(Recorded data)
- - - - -
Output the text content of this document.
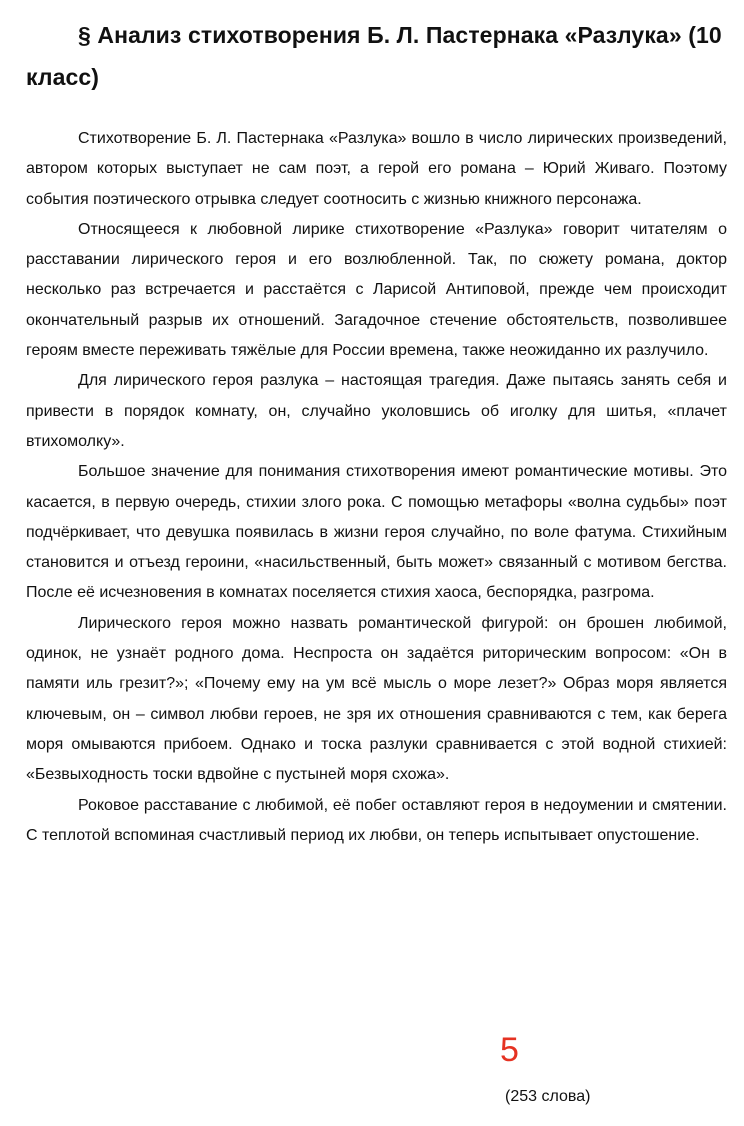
§ Анализ стихотворения Б. Л. Пастернака «Разлука» (10 класс)

Стихотворение Б. Л. Пастернака «Разлука» вошло в число лирических произведений, автором которых выступает не сам поэт, а герой его романа – Юрий Живаго. Поэтому события поэтического отрывка следует соотносить с жизнью книжного персонажа.

Относящееся к любовной лирике стихотворение «Разлука» говорит читателям о расставании лирического героя и его возлюбленной. Так, по сюжету романа, доктор несколько раз встречается и расстаётся с Ларисой Антиповой, прежде чем происходит окончательный разрыв их отношений. Загадочное стечение обстоятельств, позволившее героям вместе переживать тяжёлые для России времена, также неожиданно их разлучило.

Для лирического героя разлука – настоящая трагедия. Даже пытаясь занять себя и привести в порядок комнату, он, случайно уколовшись об иголку для шитья, «плачет втихомолку».

Большое значение для понимания стихотворения имеют романтические мотивы. Это касается, в первую очередь, стихии злого рока. С помощью метафоры «волна судьбы» поэт подчёркивает, что девушка появилась в жизни героя случайно, по воле фатума. Стихийным становится и отъезд героини, «насильственный, быть может» связанный с мотивом бегства. После её исчезновения в комнатах поселяется стихия хаоса, беспорядка, разгрома.

Лирического героя можно назвать романтической фигурой: он брошен любимой, одинок, не узнаёт родного дома. Неспроста он задаётся риторическим вопросом: «Он в памяти иль грезит?»; «Почему ему на ум всё мысль о море лезет?» Образ моря является ключевым, он – символ любви героев, не зря их отношения сравниваются с тем, как берега моря омываются прибоем. Однако и тоска разлуки сравнивается с этой водной стихией: «Безвыходность тоски вдвойне с пустыней моря схожа».

Роковое расставание с любимой, её побег оставляют героя в недоумении и смятении. С теплотой вспоминая счастливый период их любви, он теперь испытывает опустошение.

5
(253 слова)
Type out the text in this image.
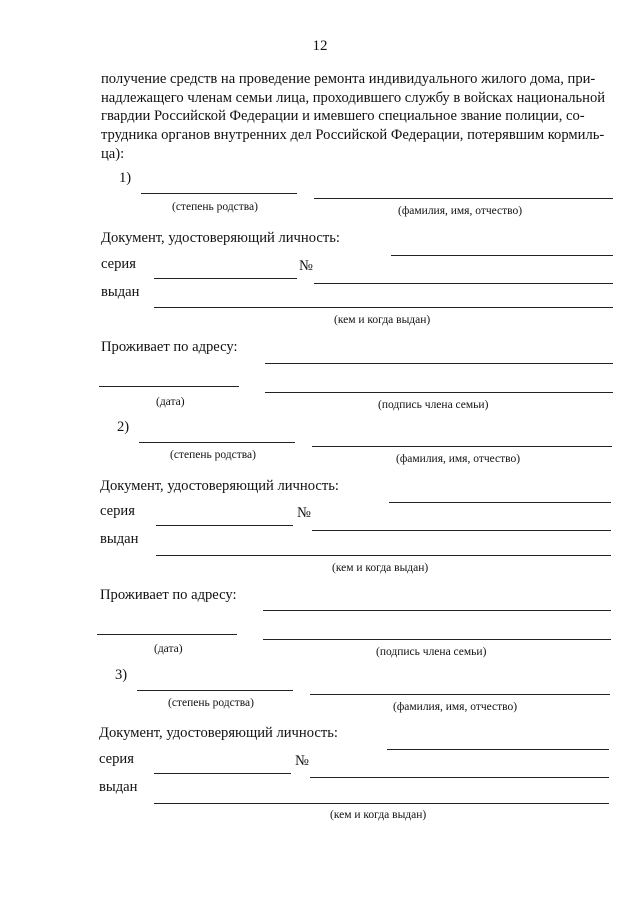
12
получение средств на проведение ремонта индивидуального жилого дома, при-
надлежащего членам семьи лица, проходившего службу в войсках национальной
гвардии Российской Федерации и имевшего специальное звание полиции, со-
трудника органов внутренних дел Российской Федерации, потерявшим кормиль-
ца):
1)
(степень родства)	(фамилия, имя, отчество)
Документ, удостоверяющий личность:
серия	№
выдан
(кем и когда выдан)
Проживает по адресу:
(дата)	(подпись члена семьи)
2)
(степень родства)	(фамилия, имя, отчество)
Документ, удостоверяющий личность:
серия	№
выдан
(кем и когда выдан)
Проживает по адресу:
(дата)	(подпись члена семьи)
3)
(степень родства)	(фамилия, имя, отчество)
Документ, удостоверяющий личность:
серия	№
выдан
(кем и когда выдан)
- - - - -
**Problem requirements**: In the records, locate each line holding the string "this" and copy it.

**Exercise output**:
Output the text content of this document.
Type out the text in this image.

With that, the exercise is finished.